◆ What is being asked ◆
Copy out every line that contains the word "предложениях".

Lines of data
+===+

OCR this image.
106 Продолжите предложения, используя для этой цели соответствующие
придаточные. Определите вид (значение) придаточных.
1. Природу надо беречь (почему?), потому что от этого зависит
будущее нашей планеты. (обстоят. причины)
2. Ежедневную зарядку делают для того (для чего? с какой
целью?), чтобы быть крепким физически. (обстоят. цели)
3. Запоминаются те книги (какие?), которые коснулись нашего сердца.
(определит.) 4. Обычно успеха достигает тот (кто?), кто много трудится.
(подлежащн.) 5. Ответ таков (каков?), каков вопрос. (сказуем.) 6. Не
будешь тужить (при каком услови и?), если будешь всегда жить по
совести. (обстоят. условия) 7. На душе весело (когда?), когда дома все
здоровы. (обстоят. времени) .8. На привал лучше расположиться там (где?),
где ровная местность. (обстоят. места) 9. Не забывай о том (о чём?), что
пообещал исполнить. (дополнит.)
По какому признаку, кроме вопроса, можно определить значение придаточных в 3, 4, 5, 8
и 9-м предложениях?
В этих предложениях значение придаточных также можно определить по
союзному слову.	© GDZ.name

+===+

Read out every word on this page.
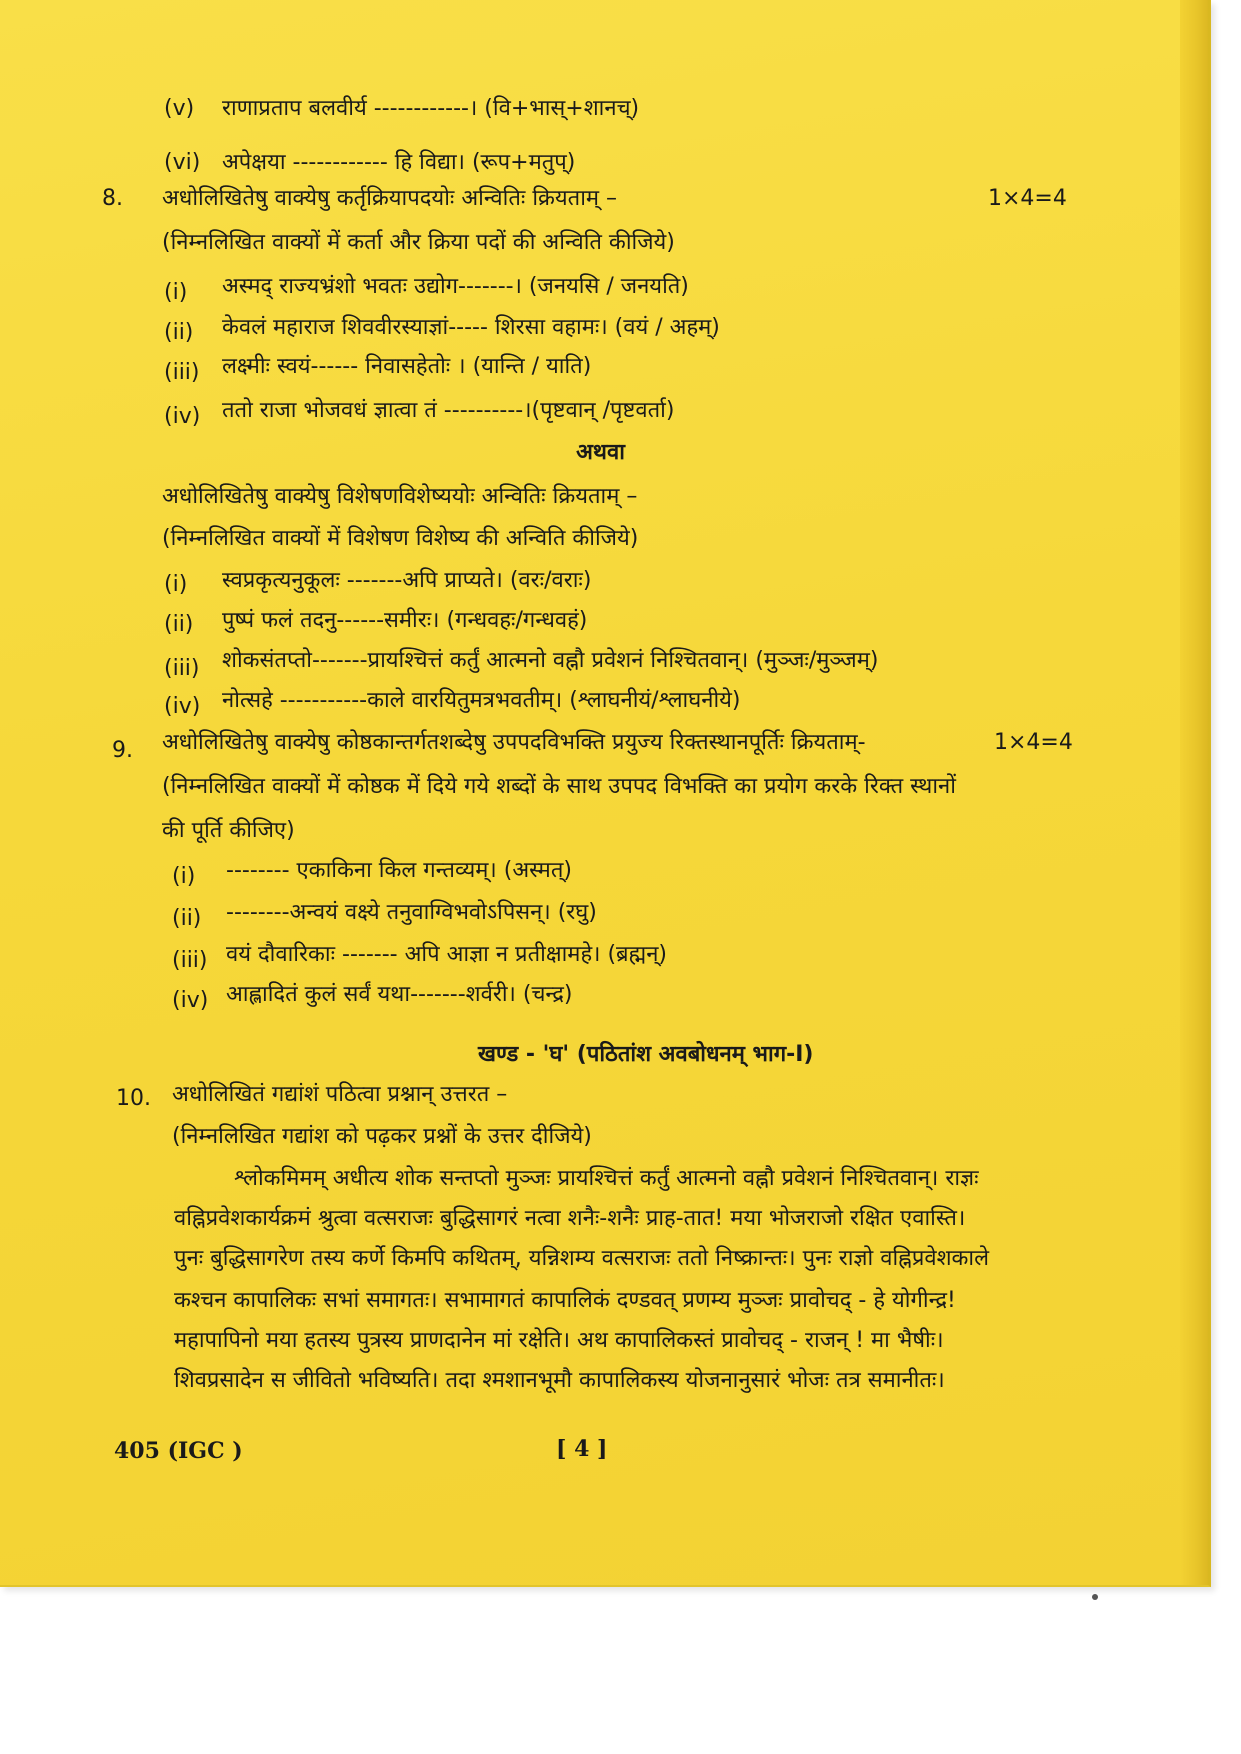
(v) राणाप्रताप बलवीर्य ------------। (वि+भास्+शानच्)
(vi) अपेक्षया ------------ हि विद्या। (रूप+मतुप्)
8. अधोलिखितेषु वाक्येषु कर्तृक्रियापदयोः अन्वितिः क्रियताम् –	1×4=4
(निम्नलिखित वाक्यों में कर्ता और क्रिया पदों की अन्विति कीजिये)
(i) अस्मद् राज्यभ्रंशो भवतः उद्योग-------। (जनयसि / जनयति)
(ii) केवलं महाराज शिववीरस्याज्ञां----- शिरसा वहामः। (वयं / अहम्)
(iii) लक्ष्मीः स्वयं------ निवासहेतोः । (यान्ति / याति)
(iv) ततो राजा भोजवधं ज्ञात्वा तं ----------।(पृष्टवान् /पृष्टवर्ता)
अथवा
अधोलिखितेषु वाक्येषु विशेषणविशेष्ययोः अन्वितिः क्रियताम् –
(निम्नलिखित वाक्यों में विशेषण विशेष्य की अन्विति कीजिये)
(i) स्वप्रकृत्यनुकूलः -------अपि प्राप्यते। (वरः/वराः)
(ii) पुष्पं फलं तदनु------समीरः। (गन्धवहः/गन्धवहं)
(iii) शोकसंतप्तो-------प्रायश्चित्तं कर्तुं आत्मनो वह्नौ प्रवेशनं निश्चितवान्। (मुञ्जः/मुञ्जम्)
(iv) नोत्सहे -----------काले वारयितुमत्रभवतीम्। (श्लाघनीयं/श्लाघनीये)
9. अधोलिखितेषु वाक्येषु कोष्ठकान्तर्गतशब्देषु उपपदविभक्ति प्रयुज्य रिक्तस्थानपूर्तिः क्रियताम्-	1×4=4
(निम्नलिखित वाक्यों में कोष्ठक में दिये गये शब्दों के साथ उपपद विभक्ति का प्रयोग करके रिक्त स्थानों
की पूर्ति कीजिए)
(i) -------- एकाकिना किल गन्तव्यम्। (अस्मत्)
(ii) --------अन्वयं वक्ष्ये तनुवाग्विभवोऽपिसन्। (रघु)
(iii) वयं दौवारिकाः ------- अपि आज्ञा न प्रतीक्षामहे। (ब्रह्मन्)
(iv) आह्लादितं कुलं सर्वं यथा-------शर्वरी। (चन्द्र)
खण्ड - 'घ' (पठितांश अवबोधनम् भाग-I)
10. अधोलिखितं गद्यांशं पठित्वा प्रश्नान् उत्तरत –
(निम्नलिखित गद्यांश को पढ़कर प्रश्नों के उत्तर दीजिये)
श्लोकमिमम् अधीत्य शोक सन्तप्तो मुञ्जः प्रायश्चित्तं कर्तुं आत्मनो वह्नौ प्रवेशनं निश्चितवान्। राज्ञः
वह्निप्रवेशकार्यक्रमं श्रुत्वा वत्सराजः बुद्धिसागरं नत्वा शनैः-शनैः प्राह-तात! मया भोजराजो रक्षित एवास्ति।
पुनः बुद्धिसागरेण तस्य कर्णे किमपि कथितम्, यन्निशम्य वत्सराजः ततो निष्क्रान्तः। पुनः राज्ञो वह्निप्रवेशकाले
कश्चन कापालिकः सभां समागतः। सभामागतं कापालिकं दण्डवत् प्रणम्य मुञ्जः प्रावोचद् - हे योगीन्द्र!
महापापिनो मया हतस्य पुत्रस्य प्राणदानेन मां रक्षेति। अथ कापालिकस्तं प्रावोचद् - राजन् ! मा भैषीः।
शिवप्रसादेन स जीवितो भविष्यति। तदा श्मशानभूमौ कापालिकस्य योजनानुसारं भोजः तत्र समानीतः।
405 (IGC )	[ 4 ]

+===+

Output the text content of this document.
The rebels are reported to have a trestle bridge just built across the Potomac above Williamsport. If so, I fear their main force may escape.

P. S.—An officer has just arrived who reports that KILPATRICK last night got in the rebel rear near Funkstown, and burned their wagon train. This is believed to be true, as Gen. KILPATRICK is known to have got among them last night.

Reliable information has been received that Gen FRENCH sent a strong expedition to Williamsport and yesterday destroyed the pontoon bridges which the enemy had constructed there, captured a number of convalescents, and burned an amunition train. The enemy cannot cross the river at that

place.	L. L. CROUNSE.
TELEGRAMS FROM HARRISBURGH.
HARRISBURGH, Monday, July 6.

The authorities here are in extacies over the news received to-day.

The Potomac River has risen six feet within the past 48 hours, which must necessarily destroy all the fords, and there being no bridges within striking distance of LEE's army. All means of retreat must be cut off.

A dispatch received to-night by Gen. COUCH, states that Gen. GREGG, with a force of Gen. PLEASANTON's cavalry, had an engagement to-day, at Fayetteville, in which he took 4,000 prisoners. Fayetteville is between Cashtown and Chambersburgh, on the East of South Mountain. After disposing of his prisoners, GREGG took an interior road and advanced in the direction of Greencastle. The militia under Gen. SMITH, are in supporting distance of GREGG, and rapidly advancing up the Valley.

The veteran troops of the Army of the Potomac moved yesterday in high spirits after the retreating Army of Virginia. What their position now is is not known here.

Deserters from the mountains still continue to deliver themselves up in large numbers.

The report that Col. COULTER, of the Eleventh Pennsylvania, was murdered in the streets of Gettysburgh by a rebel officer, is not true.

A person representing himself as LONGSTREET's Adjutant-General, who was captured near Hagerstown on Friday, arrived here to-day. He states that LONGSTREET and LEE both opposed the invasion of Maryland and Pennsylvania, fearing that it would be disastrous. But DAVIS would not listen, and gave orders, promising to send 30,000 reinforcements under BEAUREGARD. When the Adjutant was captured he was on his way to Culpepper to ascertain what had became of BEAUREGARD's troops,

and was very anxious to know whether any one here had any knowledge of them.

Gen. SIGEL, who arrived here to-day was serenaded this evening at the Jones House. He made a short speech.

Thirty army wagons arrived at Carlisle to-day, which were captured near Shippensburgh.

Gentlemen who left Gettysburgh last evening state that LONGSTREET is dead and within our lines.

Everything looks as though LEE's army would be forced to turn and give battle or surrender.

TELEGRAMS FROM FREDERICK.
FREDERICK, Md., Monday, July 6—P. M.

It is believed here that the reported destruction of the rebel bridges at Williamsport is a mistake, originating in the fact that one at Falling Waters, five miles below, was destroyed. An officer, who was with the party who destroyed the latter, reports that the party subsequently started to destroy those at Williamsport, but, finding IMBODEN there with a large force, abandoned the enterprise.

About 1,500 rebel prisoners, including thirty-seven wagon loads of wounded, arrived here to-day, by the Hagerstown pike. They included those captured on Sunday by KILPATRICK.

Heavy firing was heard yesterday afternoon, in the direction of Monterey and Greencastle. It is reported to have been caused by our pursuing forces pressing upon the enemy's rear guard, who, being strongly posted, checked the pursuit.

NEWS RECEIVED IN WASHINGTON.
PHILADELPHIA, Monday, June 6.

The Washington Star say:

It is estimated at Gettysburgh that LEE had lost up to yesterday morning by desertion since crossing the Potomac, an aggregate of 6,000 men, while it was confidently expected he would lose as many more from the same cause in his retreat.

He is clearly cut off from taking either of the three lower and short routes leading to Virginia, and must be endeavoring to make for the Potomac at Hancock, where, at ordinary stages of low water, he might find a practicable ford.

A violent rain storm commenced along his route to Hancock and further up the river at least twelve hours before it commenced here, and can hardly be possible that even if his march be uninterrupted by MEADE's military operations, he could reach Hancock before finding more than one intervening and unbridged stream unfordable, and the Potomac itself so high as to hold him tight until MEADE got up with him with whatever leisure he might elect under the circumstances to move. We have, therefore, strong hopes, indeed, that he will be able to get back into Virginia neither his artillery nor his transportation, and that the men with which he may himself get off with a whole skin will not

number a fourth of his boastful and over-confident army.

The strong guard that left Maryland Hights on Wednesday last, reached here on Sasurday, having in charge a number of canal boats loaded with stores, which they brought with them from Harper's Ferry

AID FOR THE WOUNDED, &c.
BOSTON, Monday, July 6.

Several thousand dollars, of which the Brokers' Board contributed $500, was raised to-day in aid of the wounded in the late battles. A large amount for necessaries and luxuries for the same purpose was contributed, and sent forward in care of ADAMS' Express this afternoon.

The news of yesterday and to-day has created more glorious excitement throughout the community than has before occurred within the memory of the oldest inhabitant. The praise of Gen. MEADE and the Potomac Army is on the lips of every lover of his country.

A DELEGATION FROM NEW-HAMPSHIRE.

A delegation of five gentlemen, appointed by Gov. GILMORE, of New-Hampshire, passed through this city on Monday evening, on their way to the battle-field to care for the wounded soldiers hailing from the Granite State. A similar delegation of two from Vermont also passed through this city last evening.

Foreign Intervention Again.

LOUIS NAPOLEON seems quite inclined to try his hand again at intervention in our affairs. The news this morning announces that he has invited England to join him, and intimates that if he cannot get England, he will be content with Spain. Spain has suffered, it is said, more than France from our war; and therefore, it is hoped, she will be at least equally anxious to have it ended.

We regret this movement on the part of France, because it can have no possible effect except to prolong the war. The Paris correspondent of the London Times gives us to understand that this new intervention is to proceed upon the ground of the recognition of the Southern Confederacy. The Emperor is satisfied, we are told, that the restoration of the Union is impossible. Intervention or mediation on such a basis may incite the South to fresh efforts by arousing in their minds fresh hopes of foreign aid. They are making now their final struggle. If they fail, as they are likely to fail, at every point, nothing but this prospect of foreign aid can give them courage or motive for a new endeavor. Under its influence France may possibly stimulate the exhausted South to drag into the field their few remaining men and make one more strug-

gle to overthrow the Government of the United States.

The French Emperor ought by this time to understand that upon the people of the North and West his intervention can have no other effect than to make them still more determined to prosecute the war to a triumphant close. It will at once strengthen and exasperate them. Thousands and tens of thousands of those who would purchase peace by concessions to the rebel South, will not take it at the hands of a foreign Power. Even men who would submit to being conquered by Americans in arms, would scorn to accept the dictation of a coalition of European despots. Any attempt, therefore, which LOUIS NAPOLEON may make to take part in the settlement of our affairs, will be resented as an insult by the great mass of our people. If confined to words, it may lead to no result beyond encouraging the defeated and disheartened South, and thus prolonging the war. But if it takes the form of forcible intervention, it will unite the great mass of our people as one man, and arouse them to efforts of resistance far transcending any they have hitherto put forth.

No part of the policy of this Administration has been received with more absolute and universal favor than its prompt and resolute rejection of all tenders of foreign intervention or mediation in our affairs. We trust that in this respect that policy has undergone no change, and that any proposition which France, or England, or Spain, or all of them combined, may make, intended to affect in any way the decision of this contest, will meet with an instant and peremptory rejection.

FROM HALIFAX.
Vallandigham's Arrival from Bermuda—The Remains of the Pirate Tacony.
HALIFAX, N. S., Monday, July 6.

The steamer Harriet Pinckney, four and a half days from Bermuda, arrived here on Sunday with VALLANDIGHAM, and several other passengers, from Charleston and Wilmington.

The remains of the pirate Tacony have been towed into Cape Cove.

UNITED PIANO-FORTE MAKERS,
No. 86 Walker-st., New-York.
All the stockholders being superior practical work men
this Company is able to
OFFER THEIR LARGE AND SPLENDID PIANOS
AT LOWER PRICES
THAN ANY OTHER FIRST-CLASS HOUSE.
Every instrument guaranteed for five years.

+===+

◆ Complete response ◆
и 9-м предложениях?
В этих предложениях значение придаточных также можно определить по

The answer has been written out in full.